Given instruction:
Below is a listing; copy all of it exactly.

====

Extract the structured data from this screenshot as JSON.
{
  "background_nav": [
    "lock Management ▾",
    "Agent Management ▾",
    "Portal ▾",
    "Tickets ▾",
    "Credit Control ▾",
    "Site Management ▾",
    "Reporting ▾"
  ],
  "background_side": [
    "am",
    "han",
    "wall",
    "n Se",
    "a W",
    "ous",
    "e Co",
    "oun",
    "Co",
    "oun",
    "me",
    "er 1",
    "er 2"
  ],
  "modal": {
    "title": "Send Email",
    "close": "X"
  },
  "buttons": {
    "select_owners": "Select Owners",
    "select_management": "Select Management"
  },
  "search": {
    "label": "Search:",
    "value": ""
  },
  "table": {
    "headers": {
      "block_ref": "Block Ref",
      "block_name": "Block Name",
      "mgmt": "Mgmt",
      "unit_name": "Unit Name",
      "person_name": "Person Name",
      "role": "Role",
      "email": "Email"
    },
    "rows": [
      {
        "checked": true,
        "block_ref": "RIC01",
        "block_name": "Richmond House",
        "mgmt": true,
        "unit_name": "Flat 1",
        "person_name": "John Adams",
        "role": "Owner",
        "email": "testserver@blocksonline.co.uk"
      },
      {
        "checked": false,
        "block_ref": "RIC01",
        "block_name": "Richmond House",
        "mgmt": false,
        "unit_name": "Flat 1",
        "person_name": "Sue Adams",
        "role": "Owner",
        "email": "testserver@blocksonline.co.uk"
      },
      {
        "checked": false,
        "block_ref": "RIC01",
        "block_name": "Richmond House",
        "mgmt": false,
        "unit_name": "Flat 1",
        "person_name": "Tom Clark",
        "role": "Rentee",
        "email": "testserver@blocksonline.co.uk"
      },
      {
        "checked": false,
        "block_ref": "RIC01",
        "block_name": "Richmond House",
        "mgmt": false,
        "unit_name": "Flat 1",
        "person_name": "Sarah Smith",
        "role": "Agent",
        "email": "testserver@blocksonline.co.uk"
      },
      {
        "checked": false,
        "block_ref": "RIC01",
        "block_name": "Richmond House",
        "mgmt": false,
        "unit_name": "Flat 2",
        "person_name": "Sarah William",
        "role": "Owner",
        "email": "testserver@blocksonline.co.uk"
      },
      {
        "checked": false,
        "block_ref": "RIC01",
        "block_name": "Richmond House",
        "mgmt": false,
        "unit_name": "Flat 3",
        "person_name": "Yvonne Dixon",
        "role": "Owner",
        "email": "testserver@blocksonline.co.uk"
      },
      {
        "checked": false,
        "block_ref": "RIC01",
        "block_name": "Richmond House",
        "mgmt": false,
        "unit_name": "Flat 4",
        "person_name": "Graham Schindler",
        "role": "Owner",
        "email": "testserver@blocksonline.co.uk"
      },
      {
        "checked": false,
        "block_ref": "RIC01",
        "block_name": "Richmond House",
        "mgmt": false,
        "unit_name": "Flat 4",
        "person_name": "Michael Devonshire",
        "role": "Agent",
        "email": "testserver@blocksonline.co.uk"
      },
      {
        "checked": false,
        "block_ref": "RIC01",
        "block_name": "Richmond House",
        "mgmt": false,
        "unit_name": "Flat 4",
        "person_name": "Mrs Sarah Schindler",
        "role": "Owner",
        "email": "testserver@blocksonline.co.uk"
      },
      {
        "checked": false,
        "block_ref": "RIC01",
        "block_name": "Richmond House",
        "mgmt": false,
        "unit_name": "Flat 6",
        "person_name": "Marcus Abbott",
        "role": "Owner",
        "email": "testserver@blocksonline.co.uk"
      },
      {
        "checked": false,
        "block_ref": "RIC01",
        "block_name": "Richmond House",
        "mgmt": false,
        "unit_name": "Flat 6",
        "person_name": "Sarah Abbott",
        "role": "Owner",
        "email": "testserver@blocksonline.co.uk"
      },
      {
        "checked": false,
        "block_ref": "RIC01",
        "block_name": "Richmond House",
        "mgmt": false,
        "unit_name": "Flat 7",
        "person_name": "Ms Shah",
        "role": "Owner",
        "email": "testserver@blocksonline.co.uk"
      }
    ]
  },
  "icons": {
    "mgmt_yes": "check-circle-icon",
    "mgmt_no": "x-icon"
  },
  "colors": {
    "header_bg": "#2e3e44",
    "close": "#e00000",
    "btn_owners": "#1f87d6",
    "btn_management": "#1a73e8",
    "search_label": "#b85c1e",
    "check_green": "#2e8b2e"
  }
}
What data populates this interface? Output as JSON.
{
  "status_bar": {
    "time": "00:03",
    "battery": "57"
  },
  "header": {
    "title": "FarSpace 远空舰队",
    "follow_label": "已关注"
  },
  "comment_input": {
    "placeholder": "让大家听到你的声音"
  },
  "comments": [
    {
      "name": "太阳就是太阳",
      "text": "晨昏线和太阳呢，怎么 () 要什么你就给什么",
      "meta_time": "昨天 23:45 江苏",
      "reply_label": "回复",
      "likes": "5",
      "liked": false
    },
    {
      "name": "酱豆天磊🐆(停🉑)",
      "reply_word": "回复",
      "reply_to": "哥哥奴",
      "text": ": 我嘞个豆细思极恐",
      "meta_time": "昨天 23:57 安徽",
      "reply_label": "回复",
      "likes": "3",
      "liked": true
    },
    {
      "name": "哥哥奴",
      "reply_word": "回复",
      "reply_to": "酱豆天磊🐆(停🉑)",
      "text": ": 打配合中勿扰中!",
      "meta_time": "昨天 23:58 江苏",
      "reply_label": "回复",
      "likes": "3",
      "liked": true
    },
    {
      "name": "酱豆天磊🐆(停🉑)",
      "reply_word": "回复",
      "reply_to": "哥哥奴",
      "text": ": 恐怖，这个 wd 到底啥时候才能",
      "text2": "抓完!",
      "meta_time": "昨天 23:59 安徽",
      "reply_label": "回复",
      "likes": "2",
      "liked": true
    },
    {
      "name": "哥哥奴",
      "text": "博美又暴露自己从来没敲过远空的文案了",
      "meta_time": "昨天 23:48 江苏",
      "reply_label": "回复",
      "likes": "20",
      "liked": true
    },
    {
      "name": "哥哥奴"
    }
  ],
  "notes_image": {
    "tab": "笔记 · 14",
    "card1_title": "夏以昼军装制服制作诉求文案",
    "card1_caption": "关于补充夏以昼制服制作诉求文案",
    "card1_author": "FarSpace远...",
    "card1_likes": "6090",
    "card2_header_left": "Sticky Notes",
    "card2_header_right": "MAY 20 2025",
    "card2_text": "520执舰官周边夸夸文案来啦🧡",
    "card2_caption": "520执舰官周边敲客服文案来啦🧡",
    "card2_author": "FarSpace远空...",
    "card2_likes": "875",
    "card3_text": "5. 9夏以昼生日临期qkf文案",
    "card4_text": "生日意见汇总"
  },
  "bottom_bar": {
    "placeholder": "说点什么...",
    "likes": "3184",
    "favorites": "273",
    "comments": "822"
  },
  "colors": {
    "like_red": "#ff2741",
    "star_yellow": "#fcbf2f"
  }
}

====

Exercise answer:
Extract the structured data from this screenshot as JSON.
{
  "background_nav": [
    "lock Management ▾",
    "Agent Management ▾",
    "Portal ▾",
    "Tickets ▾",
    "Credit Control ▾",
    "Site Management ▾",
    "Reporting ▾"
  ],
  "background_side": [
    "am",
    "han",
    "wall",
    "n Se",
    "a W",
    "ous",
    "e Co",
    "oun",
    "Co",
    "oun",
    "me",
    "er 1",
    "er 2"
  ],
  "modal": {
    "title": "Send Email",
    "close": "X"
  },
  "buttons": {
    "select_owners": "Select Owners",
    "select_management": "Select Management"
  },
  "search": {
    "label": "Search:",
    "value": ""
  },
  "table": {
    "headers": {
      "block_ref": "Block Ref",
      "block_name": "Block Name",
      "mgmt": "Mgmt",
      "unit_name": "Unit Name",
      "person_name": "Person Name",
      "role": "Role",
      "email": "Email"
    },
    "rows": [
      {
        "checked": true,
        "block_ref": "RIC01",
        "block_name": "Richmond House",
        "mgmt": true,
        "unit_name": "Flat 1",
        "person_name": "John Adams",
        "role": "Owner",
        "email": "testserver@blocksonline.co.uk"
      },
      {
        "checked": false,
        "block_ref": "RIC01",
        "block_name": "Richmond House",
        "mgmt": false,
        "unit_name": "Flat 1",
        "person_name": "Sue Adams",
        "role": "Owner",
        "email": "testserver@blocksonline.co.uk"
      },
      {
        "checked": false,
        "block_ref": "RIC01",
        "block_name": "Richmond House",
        "mgmt": false,
        "unit_name": "Flat 1",
        "person_name": "Tom Clark",
        "role": "Rentee",
        "email": "testserver@blocksonline.co.uk"
      },
      {
        "checked": false,
        "block_ref": "RIC01",
        "block_name": "Richmond House",
        "mgmt": false,
        "unit_name": "Flat 1",
        "person_name": "Sarah Smith",
        "role": "Agent",
        "email": "testserver@blocksonline.co.uk"
      },
      {
        "checked": false,
        "block_ref": "RIC01",
        "block_name": "Richmond House",
        "mgmt": false,
        "unit_name": "Flat 2",
        "person_name": "Sarah William",
        "role": "Owner",
        "email": "testserver@blocksonline.co.uk"
      },
      {
        "checked": false,
        "block_ref": "RIC01",
        "block_name": "Richmond House",
        "mgmt": false,
        "unit_name": "Flat 3",
        "person_name": "Yvonne Dixon",
        "role": "Owner",
        "email": "testserver@blocksonline.co.uk"
      },
      {
        "checked": false,
        "block_ref": "RIC01",
        "block_name": "Richmond House",
        "mgmt": false,
        "unit_name": "Flat 4",
        "person_name": "Graham Schindler",
        "role": "Owner",
        "email": "testserver@blocksonline.co.uk"
      },
      {
        "checked": false,
        "block_ref": "RIC01",
        "block_name": "Richmond House",
        "mgmt": false,
        "unit_name": "Flat 4",
        "person_name": "Michael Devonshire",
        "role": "Agent",
        "email": "testserver@blocksonline.co.uk"
      },
      {
        "checked": false,
        "block_ref": "RIC01",
        "block_name": "Richmond House",
        "mgmt": false,
        "unit_name": "Flat 4",
        "person_name": "Mrs Sarah Schindler",
        "role": "Owner",
        "email": "testserver@blocksonline.co.uk"
      },
      {
        "checked": false,
        "block_ref": "RIC01",
        "block_name": "Richmond House",
        "mgmt": false,
        "unit_name": "Flat 6",
        "person_name": "Marcus Abbott",
        "role": "Owner",
        "email": "testserver@blocksonline.co.uk"
      },
      {
        "checked": false,
        "block_ref": "RIC01",
        "block_name": "Richmond House",
        "mgmt": false,
        "unit_name": "Flat 6",
        "person_name": "Sarah Abbott",
        "role": "Owner",
        "email": "testserver@blocksonline.co.uk"
      },
      {
        "checked": false,
        "block_ref": "RIC01",
        "block_name": "Richmond House",
        "mgmt": false,
        "unit_name": "Flat 7",
        "person_name": "Ms Shah",
        "role": "Owner",
        "email": "testserver@blocksonline.co.uk"
      }
    ]
  },
  "icons": {
    "mgmt_yes": "check-circle-icon",
    "mgmt_no": "x-icon"
  },
  "colors": {
    "header_bg": "#2e3e44",
    "close": "#e00000",
    "btn_owners": "#1f87d6",
    "btn_management": "#1a73e8",
    "search_label": "#b85c1e",
    "check_green": "#2e8b2e"
  }
}
What data populates this interface? Output as JSON.
{
  "status_bar": {
    "time": "00:03",
    "battery": "57"
  },
  "header": {
    "title": "FarSpace 远空舰队",
    "follow_label": "已关注"
  },
  "comment_input": {
    "placeholder": "让大家听到你的声音"
  },
  "comments": [
    {
      "name": "太阳就是太阳",
      "text": "晨昏线和太阳呢，怎么 () 要什么你就给什么",
      "meta_time": "昨天 23:45 江苏",
      "reply_label": "回复",
      "likes": "5",
      "liked": false
    },
    {
      "name": "酱豆天磊🐆(停🉑)",
      "reply_word": "回复",
      "reply_to": "哥哥奴",
      "text": ": 我嘞个豆细思极恐",
      "meta_time": "昨天 23:57 安徽",
      "reply_label": "回复",
      "likes": "3",
      "liked": true
    },
    {
      "name": "哥哥奴",
      "reply_word": "回复",
      "reply_to": "酱豆天磊🐆(停🉑)",
      "text": ": 打配合中勿扰中!",
      "meta_time": "昨天 23:58 江苏",
      "reply_label": "回复",
      "likes": "3",
      "liked": true
    },
    {
      "name": "酱豆天磊🐆(停🉑)",
      "reply_word": "回复",
      "reply_to": "哥哥奴",
      "text": ": 恐怖，这个 wd 到底啥时候才能",
      "text2": "抓完!",
      "meta_time": "昨天 23:59 安徽",
      "reply_label": "回复",
      "likes": "2",
      "liked": true
    },
    {
      "name": "哥哥奴",
      "text": "博美又暴露自己从来没敲过远空的文案了",
      "meta_time": "昨天 23:48 江苏",
      "reply_label": "回复",
      "likes": "20",
      "liked": true
    },
    {
      "name": "哥哥奴"
    }
  ],
  "notes_image": {
    "tab": "笔记 · 14",
    "card1_title": "夏以昼军装制服制作诉求文案",
    "card1_caption": "关于补充夏以昼制服制作诉求文案",
    "card1_author": "FarSpace远...",
    "card1_likes": "6090",
    "card2_header_left": "Sticky Notes",
    "card2_header_right": "MAY 20 2025",
    "card2_text": "520执舰官周边夸夸文案来啦🧡",
    "card2_caption": "520执舰官周边敲客服文案来啦🧡",
    "card2_author": "FarSpace远空...",
    "card2_likes": "875",
    "card3_text": "5. 9夏以昼生日临期qkf文案",
    "card4_text": "生日意见汇总"
  },
  "bottom_bar": {
    "placeholder": "说点什么...",
    "likes": "3184",
    "favorites": "273",
    "comments": "822"
  },
  "colors": {
    "like_red": "#ff2741",
    "star_yellow": "#fcbf2f"
  }
}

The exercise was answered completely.